What is being asked:
Search the listing below for the string "operacyjnego" and show each line that contains it.

Task data:
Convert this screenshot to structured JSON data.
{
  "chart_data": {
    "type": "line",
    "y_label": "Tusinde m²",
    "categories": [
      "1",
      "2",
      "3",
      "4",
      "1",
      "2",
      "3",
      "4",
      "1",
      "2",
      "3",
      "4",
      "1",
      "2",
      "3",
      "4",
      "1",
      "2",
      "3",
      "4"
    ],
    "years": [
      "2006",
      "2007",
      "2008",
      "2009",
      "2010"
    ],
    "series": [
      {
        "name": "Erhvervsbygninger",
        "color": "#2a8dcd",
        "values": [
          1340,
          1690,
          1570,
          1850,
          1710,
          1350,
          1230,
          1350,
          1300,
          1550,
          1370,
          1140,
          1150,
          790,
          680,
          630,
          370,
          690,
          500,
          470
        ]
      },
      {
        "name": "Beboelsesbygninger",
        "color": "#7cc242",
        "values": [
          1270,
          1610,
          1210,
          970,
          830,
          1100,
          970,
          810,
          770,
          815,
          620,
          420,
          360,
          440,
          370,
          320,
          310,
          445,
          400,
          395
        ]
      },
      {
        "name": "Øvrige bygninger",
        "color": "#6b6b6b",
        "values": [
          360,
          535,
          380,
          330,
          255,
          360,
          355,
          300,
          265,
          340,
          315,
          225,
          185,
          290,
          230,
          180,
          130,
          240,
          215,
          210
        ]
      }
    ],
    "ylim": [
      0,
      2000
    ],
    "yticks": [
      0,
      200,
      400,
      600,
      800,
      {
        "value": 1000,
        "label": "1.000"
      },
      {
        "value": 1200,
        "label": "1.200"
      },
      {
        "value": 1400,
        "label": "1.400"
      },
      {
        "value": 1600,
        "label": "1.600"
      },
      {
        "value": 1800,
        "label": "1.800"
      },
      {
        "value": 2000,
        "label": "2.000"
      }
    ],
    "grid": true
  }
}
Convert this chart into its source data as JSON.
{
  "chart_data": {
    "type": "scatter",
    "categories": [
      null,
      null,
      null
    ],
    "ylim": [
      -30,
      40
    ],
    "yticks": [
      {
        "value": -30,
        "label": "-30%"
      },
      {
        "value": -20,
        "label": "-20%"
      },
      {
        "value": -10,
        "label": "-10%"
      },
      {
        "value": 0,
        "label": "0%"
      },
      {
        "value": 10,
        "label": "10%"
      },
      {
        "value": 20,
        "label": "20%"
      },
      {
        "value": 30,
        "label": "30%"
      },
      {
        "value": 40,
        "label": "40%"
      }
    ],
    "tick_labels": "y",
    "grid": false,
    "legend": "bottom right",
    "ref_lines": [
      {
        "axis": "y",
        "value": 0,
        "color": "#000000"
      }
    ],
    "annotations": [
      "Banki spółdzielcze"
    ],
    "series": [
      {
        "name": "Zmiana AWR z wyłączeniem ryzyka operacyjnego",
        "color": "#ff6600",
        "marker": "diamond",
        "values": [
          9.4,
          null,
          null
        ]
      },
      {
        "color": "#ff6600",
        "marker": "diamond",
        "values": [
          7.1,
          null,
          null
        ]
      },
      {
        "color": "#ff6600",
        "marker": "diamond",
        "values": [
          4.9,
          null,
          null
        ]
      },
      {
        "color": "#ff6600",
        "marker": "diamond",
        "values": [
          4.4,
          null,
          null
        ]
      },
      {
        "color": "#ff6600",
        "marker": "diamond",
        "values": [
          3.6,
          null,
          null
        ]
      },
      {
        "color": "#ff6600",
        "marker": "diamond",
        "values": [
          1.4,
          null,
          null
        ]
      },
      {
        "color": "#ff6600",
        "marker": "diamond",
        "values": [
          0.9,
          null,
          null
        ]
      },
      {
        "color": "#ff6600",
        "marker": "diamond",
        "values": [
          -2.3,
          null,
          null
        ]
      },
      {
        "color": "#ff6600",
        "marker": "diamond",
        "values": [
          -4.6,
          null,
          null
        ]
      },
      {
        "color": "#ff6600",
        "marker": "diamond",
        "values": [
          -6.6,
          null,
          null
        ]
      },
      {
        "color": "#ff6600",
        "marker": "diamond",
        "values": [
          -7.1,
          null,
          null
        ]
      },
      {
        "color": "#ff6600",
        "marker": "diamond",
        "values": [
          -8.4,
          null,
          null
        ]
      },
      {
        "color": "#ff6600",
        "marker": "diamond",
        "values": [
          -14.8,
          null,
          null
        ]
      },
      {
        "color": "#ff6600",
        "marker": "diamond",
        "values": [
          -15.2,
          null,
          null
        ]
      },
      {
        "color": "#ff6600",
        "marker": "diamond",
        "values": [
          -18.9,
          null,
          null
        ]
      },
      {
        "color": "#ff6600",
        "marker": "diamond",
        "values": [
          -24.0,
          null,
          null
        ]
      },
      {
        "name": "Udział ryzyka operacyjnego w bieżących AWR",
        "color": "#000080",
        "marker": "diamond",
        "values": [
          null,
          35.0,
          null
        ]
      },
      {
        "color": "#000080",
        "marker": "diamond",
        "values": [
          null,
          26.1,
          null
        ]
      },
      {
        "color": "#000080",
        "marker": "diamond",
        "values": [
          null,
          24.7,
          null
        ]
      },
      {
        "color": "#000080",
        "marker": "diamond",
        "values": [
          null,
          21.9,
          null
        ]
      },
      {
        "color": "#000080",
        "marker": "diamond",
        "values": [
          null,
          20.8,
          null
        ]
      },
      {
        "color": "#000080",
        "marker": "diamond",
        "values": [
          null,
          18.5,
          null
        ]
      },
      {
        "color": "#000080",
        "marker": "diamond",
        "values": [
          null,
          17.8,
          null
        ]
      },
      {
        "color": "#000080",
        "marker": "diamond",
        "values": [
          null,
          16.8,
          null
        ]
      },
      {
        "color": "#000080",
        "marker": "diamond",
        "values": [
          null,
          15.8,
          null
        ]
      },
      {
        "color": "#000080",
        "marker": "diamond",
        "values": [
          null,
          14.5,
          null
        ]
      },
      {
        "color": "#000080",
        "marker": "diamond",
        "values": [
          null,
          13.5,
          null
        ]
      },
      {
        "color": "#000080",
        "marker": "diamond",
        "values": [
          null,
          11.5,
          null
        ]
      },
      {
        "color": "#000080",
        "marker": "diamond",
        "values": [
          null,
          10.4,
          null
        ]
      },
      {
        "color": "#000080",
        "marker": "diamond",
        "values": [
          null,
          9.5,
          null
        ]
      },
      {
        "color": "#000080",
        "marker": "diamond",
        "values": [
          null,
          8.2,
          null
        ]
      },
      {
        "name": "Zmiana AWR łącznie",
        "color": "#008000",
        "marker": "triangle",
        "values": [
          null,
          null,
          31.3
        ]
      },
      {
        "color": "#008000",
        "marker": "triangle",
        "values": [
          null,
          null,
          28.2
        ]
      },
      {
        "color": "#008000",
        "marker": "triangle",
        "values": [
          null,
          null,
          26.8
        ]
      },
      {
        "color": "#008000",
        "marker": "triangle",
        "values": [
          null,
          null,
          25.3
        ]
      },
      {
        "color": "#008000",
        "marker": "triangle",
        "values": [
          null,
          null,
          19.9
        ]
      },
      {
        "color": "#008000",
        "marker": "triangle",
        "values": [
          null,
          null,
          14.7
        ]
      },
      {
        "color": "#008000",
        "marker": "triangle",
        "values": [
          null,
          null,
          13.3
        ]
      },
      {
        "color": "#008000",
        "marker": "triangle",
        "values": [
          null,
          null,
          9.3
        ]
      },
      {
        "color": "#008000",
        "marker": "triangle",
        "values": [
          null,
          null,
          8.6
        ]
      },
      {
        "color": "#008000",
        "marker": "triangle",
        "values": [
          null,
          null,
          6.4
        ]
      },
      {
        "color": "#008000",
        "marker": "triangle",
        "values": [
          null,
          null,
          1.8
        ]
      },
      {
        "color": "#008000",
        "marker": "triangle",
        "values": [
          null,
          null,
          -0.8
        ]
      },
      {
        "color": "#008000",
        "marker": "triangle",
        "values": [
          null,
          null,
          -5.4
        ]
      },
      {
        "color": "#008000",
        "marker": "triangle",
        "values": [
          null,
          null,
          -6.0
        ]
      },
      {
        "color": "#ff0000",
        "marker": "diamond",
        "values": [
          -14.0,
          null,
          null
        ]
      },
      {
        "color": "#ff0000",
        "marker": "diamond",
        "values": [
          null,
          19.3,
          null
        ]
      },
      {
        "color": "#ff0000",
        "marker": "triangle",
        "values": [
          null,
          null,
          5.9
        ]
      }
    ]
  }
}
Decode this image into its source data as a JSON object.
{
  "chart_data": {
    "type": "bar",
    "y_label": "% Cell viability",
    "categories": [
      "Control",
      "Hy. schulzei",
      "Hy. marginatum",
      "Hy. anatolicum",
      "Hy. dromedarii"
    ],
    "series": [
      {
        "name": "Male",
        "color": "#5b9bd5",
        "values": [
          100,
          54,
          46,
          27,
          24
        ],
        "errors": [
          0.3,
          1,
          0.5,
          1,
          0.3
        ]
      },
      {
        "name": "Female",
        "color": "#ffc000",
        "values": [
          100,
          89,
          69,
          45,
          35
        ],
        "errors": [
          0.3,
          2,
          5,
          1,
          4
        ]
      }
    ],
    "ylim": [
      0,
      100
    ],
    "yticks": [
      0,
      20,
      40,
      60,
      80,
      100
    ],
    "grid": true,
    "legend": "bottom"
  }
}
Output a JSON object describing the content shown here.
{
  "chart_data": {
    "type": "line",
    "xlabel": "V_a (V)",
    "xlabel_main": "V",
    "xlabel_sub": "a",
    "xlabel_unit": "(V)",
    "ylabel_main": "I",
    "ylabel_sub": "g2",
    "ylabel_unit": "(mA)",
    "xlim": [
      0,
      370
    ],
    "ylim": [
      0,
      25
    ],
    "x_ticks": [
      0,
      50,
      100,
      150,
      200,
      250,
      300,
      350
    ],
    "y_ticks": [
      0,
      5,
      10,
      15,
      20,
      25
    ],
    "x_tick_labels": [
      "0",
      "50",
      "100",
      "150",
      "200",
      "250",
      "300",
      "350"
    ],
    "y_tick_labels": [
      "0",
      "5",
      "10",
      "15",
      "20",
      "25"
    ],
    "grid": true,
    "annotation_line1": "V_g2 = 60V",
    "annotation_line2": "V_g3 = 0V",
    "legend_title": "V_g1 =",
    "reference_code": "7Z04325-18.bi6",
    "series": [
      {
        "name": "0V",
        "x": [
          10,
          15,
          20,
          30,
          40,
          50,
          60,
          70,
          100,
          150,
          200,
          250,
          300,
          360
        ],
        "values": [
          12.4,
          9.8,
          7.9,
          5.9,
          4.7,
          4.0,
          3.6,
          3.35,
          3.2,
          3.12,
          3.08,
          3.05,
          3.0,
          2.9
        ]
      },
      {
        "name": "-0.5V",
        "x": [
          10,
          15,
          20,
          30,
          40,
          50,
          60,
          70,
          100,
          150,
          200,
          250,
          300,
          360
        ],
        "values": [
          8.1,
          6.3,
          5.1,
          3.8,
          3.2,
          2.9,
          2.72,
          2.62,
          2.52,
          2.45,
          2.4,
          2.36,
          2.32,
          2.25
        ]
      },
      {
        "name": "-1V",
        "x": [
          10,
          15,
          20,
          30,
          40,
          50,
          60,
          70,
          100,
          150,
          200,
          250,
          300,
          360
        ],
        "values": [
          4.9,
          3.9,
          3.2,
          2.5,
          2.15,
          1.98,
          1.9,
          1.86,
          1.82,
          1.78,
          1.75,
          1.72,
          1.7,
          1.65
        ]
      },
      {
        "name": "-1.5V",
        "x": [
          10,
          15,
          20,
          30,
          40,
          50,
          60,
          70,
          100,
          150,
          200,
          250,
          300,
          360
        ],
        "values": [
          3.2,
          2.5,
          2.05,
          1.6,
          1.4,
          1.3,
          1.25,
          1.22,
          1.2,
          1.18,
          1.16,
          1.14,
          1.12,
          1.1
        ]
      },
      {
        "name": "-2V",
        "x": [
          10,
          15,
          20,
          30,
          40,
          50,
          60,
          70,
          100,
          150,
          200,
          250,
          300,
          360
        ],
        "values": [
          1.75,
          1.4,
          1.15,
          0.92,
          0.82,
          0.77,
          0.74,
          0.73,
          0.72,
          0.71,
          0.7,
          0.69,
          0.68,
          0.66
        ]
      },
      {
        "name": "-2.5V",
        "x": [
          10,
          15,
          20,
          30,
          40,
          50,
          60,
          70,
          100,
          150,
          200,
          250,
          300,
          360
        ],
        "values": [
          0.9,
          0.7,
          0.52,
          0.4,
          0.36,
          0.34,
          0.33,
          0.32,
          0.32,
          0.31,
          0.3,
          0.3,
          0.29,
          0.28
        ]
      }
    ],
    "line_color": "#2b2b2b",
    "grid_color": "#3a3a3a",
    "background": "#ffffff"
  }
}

Response to the task:
        "name": "Zmiana AWR z wyłączeniem ryzyka operacyjnego",
        "name": "Udział ryzyka operacyjnego w bieżących AWR",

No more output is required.